** Exercise details **
The listing below should be printed exactly, every line of it. Skip the pictures.

** Material shown **
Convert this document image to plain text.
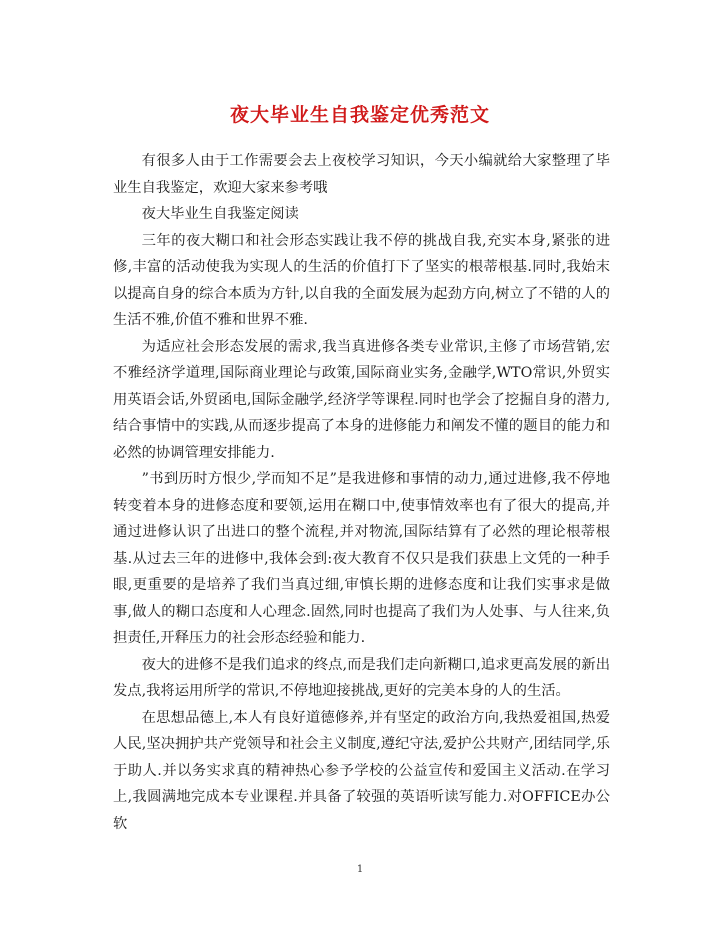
夜大毕业生自我鉴定优秀范文

有很多人由于工作需要会去上夜校学习知识，今天小编就给大家整理了毕业生自我鉴定，欢迎大家来参考哦

夜大毕业生自我鉴定阅读

三年的夜大糊口和社会形态实践让我不停的挑战自我,充实本身,紧张的进修,丰富的活动使我为实现人的生活的价值打下了坚实的根蒂根基.同时,我始末以提高自身的综合本质为方针,以自我的全面发展为起劲方向,树立了不错的人的生活不雅,价值不雅和世界不雅.

为适应社会形态发展的需求,我当真进修各类专业常识,主修了市场营销,宏不雅经济学道理,国际商业理论与政策,国际商业实务,金融学,WTO常识,外贸实用英语会话,外贸函电,国际金融学,经济学等课程.同时也学会了挖掘自身的潜力,结合事情中的实践,从而逐步提高了本身的进修能力和阐发不懂的题目的能力和必然的协调管理安排能力.

”书到历时方恨少,学而知不足”是我进修和事情的动力,通过进修,我不停地转变着本身的进修态度和要领,运用在糊口中,使事情效率也有了很大的提高,并通过进修认识了出进口的整个流程,并对物流,国际结算有了必然的理论根蒂根基.从过去三年的进修中,我体会到:夜大教育不仅只是我们获患上文凭的一种手眼,更重要的是培养了我们当真过细,审慎长期的进修态度和让我们实事求是做事,做人的糊口态度和人心理念.固然,同时也提高了我们为人处事、与人往来,负担责任,开释压力的社会形态经验和能力.

夜大的进修不是我们追求的终点,而是我们走向新糊口,追求更高发展的新出发点,我将运用所学的常识,不停地迎接挑战,更好的完美本身的人的生活。

在思想品德上,本人有良好道德修养,并有坚定的政治方向,我热爱祖国,热爱人民,坚决拥护共产党领导和社会主义制度,遵纪守法,爱护公共财产,团结同学,乐于助人.并以务实求真的精神热心参予学校的公益宣传和爱国主义活动.在学习上,我圆满地完成本专业课程.并具备了较强的英语听读写能力.对OFFICE办公软

1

** Answer to this exercise **
Convert this document image to plain text.
夜大毕业生自我鉴定优秀范文

有很多人由于工作需要会去上夜校学习知识，今天小编就给大家整理了毕业生自我鉴定，欢迎大家来参考哦

夜大毕业生自我鉴定阅读

三年的夜大糊口和社会形态实践让我不停的挑战自我,充实本身,紧张的进修,丰富的活动使我为实现人的生活的价值打下了坚实的根蒂根基.同时,我始末以提高自身的综合本质为方针,以自我的全面发展为起劲方向,树立了不错的人的生活不雅,价值不雅和世界不雅.

为适应社会形态发展的需求,我当真进修各类专业常识,主修了市场营销,宏不雅经济学道理,国际商业理论与政策,国际商业实务,金融学,WTO常识,外贸实用英语会话,外贸函电,国际金融学,经济学等课程.同时也学会了挖掘自身的潜力,结合事情中的实践,从而逐步提高了本身的进修能力和阐发不懂的题目的能力和必然的协调管理安排能力.

”书到历时方恨少,学而知不足”是我进修和事情的动力,通过进修,我不停地转变着本身的进修态度和要领,运用在糊口中,使事情效率也有了很大的提高,并通过进修认识了出进口的整个流程,并对物流,国际结算有了必然的理论根蒂根基.从过去三年的进修中,我体会到:夜大教育不仅只是我们获患上文凭的一种手眼,更重要的是培养了我们当真过细,审慎长期的进修态度和让我们实事求是做事,做人的糊口态度和人心理念.固然,同时也提高了我们为人处事、与人往来,负担责任,开释压力的社会形态经验和能力.

夜大的进修不是我们追求的终点,而是我们走向新糊口,追求更高发展的新出发点,我将运用所学的常识,不停地迎接挑战,更好的完美本身的人的生活。

在思想品德上,本人有良好道德修养,并有坚定的政治方向,我热爱祖国,热爱人民,坚决拥护共产党领导和社会主义制度,遵纪守法,爱护公共财产,团结同学,乐于助人.并以务实求真的精神热心参予学校的公益宣传和爱国主义活动.在学习上,我圆满地完成本专业课程.并具备了较强的英语听读写能力.对OFFICE办公软

1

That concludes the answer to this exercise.